= What to do =
In how many lines does the string "GADPB" appear? Answer with the number only.

= Source data =
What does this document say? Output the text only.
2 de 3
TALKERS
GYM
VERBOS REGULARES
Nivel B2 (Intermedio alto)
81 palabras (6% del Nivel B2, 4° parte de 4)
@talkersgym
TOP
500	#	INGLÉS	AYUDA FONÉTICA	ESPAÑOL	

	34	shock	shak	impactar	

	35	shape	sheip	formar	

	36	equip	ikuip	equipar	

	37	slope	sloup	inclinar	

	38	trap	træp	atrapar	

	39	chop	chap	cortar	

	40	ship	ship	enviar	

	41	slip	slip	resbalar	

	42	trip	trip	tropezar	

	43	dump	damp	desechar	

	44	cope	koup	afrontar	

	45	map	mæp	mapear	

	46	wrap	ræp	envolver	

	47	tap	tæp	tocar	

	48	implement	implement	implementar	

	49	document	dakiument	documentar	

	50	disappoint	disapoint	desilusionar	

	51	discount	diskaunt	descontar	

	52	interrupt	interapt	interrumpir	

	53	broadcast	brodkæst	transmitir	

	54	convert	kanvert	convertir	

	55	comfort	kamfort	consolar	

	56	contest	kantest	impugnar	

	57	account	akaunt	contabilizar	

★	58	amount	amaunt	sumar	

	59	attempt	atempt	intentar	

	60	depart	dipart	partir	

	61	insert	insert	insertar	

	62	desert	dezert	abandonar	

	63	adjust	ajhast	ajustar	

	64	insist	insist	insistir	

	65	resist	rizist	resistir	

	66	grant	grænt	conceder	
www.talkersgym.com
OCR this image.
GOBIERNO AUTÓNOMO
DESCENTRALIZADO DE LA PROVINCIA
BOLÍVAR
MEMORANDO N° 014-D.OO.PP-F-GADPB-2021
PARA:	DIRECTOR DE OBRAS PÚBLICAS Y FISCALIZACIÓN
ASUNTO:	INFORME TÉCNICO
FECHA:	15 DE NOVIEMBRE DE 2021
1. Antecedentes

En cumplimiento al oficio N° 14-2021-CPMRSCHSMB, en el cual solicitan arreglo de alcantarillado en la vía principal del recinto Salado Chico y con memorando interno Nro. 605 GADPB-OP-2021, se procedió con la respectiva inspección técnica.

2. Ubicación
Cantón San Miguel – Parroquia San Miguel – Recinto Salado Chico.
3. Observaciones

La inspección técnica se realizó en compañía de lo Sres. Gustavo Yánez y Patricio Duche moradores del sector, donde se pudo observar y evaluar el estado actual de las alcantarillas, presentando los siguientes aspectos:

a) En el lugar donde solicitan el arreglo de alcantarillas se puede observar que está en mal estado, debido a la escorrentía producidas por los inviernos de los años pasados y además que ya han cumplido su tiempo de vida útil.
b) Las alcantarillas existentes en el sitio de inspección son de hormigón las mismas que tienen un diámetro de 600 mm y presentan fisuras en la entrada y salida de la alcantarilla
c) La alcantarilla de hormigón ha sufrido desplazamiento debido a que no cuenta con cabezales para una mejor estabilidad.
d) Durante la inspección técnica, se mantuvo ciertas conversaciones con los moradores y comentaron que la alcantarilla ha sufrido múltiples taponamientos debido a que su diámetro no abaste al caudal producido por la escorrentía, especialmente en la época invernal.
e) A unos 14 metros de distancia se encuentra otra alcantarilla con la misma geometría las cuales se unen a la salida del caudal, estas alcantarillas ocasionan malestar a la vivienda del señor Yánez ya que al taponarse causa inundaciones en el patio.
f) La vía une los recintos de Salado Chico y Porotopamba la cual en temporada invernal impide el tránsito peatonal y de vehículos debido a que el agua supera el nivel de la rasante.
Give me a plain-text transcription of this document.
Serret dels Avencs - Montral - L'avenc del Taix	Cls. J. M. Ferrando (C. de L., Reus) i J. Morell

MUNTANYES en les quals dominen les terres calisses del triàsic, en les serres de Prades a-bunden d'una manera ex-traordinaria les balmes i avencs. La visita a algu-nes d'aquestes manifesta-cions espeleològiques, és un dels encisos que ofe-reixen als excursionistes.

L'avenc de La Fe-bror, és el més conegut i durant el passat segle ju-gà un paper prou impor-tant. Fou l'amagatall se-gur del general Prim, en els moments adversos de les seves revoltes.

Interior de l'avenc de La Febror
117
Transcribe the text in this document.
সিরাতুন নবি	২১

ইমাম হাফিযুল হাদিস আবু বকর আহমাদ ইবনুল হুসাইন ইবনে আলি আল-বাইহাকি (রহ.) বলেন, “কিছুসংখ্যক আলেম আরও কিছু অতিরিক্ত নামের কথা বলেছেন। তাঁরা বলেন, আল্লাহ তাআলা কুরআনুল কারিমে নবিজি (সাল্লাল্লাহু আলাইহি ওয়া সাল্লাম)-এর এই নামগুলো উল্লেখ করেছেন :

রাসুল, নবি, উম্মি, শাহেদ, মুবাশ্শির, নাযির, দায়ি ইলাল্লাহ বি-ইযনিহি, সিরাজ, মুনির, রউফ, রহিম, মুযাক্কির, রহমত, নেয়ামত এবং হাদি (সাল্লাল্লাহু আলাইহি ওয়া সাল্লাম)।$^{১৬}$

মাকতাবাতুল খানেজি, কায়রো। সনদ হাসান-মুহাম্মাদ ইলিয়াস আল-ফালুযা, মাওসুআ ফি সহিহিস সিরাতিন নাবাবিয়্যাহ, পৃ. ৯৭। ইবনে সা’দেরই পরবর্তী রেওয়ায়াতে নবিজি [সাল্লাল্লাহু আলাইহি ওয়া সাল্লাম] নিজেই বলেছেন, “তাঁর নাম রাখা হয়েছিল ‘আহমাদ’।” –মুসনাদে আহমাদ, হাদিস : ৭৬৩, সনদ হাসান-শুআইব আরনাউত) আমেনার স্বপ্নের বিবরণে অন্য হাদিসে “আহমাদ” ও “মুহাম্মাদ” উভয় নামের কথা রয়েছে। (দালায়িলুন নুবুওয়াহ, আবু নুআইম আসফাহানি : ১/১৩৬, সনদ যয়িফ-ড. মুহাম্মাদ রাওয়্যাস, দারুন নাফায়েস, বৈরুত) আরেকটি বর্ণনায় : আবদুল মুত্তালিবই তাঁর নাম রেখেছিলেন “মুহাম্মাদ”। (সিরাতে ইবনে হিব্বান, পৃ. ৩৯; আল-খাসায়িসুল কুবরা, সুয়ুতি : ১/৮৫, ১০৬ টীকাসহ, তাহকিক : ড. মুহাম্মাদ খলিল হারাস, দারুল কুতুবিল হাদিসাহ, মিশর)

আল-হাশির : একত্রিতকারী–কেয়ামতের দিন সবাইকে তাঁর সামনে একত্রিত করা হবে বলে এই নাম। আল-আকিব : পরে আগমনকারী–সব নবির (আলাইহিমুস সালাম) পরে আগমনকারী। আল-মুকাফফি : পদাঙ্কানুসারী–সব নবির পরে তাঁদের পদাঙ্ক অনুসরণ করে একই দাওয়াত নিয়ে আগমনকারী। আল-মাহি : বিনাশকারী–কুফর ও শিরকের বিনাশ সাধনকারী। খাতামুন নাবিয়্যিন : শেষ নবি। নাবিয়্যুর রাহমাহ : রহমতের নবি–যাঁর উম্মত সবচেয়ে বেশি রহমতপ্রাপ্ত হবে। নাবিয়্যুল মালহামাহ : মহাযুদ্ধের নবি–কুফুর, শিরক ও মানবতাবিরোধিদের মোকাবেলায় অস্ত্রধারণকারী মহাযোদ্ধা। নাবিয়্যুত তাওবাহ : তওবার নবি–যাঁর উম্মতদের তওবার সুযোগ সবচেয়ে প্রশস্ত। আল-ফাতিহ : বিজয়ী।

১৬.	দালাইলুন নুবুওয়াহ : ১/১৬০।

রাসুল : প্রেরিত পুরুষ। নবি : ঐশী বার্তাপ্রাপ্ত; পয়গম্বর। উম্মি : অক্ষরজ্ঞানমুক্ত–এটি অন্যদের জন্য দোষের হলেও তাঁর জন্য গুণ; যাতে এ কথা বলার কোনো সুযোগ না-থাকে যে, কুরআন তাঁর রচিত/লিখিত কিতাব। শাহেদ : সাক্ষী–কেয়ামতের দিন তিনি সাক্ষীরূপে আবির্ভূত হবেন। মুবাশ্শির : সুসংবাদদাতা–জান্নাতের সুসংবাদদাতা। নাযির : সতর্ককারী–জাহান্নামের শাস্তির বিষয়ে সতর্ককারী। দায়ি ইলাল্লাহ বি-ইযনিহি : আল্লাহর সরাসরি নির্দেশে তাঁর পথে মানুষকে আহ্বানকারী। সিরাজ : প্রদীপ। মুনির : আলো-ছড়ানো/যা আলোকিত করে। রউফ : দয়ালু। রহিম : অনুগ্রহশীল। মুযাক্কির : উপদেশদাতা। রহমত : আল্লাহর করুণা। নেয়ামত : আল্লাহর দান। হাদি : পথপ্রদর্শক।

= Exercise output =
2